▶ [Petunjuk Latihan]: Lanjutkan renungan tentang memberi dan mengasihi di bawah ini, mulai tepat setelah kalimat terakhirnya.

Posts

Dua Peser Nomor Satu

Oleh Fandri Entiman Nae, Kotamobagu

“Kita bisa memberi tanpa mengasihi, tapi kita tidak bisa mengasihi tanpa memberi.”

Pepatah itu tepat “menembak jantung” si tukang pamer. Ia memang sering memberi banyak hal kepada banyak orang lalu menyebarkan kegiatannya itu ke mana-mana. Sebenarnya dokumentasi tidak selalu buruk, tapi orang ini, si tukang pamer, sengaja mengunggah kegiatan-kegiatan “bantuan sosial” yang ia lakukan agar dilihat orang dan ia menerima pujian. Setidaknya, itulah motivasi utamanya. Ia tidak memberi karena Ia mengasihi. Ia ingin pamer.

Pepatah yang sama juga “menembus dada” si dia yang hanya memberi “barang-barang sisanya” untuk orang lain. Menyisihkan sesuatu untuk orang lain dan membagikannya tidak selalu buruk, tapi orang ini punya ratusan pasang sepatu bagus yang tidak sempat ia pakai sekalipun selama enam tahun terakhir. Namun yang ia lakukan adalah sengaja mengambil sepatu sobek yang bagian depannya menganga bagai mulut buaya lapar, tidak layak pakai, dan itulah yang ia berikan kepada seorang tua miskin yang berjalan tanpa alas kaki.

Data Tercatat
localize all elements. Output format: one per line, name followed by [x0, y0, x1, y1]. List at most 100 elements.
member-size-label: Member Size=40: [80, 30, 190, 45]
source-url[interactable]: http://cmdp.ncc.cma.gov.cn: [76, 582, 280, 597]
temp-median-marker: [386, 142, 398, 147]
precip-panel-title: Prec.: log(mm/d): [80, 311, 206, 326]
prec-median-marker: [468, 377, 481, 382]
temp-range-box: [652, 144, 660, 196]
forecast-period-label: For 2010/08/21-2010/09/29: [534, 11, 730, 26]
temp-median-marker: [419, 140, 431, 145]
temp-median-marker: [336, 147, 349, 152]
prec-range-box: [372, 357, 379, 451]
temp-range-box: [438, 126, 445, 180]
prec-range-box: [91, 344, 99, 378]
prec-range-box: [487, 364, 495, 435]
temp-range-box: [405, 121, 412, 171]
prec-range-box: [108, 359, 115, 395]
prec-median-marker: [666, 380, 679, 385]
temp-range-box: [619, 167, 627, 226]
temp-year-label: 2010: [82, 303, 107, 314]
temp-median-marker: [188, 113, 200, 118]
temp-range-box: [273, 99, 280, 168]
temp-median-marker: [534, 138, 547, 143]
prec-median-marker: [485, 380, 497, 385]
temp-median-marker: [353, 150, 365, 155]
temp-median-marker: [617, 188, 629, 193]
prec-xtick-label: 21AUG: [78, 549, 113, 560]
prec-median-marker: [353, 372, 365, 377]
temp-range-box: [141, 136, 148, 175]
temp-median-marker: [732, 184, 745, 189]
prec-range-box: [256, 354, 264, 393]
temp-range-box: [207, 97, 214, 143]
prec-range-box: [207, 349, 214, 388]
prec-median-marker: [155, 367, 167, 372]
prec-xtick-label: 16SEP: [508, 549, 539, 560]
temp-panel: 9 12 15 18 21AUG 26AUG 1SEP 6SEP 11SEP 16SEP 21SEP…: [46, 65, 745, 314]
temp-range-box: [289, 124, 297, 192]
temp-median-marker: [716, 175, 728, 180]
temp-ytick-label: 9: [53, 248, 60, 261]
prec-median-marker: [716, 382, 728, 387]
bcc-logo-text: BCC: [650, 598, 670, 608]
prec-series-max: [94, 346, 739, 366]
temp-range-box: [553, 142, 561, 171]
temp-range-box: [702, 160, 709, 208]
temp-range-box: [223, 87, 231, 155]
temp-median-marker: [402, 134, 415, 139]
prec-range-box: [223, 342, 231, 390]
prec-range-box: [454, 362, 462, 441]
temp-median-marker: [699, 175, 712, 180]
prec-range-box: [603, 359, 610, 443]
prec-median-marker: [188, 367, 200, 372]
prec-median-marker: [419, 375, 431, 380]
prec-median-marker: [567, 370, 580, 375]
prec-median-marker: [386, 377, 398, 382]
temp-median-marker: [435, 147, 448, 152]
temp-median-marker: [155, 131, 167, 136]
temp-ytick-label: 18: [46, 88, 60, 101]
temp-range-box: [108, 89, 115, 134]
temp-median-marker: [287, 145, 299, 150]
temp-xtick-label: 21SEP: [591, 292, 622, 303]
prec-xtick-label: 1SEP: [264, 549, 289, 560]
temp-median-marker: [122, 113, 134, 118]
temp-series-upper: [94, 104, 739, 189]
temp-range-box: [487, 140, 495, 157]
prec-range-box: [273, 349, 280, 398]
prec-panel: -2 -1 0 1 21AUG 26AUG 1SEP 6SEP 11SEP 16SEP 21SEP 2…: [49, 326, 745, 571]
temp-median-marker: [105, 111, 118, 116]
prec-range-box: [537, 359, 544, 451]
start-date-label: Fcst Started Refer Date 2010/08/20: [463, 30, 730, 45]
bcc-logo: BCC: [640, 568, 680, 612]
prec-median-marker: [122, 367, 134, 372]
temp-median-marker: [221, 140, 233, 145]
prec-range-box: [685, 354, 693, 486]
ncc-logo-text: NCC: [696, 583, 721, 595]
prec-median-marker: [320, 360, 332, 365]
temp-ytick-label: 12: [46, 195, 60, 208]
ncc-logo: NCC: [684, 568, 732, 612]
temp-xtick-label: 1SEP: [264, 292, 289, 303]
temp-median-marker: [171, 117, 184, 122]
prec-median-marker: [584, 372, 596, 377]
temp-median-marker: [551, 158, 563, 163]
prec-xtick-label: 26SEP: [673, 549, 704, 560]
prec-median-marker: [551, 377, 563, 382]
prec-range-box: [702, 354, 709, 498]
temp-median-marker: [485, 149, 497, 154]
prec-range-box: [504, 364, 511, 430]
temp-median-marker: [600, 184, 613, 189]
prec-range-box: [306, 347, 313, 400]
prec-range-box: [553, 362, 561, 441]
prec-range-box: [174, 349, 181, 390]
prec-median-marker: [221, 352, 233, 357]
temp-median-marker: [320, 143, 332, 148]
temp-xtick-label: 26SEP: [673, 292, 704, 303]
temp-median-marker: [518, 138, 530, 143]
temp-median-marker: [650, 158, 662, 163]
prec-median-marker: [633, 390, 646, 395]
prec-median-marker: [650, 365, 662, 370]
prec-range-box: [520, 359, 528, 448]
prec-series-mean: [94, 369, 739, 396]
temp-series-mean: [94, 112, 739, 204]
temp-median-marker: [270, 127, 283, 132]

▶ [Jawaban]:
Dua contoh sosok di atas adalah sebuah ilustrasi, sekaligus kenyataan bahwa memberi ternyata bisa menyakiti hati Tuhan.

Dua ribu tahun lalu ada seorang janda miskin yang tidak mendapat banyak perhatian, berdiri di depan kotak persembahan. Ia kalah mempesona dibanding orang-orang yang sebelumnya ada di sana. Mereka berpenampilan menarik dan memberikan uang dalam jumlah yang besar. Ia lusuh dan hanya memberi dua peser saja (Markus 12:41-44).

Dalam perumpamaan yang dicatat oleh Lewi itu, upah yang disepakati para pekerja adalah 1 dinar untuk sehari. Satu peser sama dengan 1/128 dinar. Dengan kata lain, wanita itu seperti memasukan uang receh di kotak persembahan itu. Pantas saja tidak ada yang memerhatikan, kecuali Yesus, anak si tukang kayu. Tindakan Yesus menjadi sebuah pengingat, bahwa hal-hal kecil, segala sesuatu yang dianggap sepele oleh dunia bisa menjadi “fokus utama” Tuhan.

Lagipula jangan lupa, menjadi seorang janda pada abad pertama dalam budaya itu bukan sesuatu yang mudah. Lowongan kerja tidak seterbuka hari-hari ini, apalagi untuk seorang perempuan yang telah ditinggal sang suami sepertinya.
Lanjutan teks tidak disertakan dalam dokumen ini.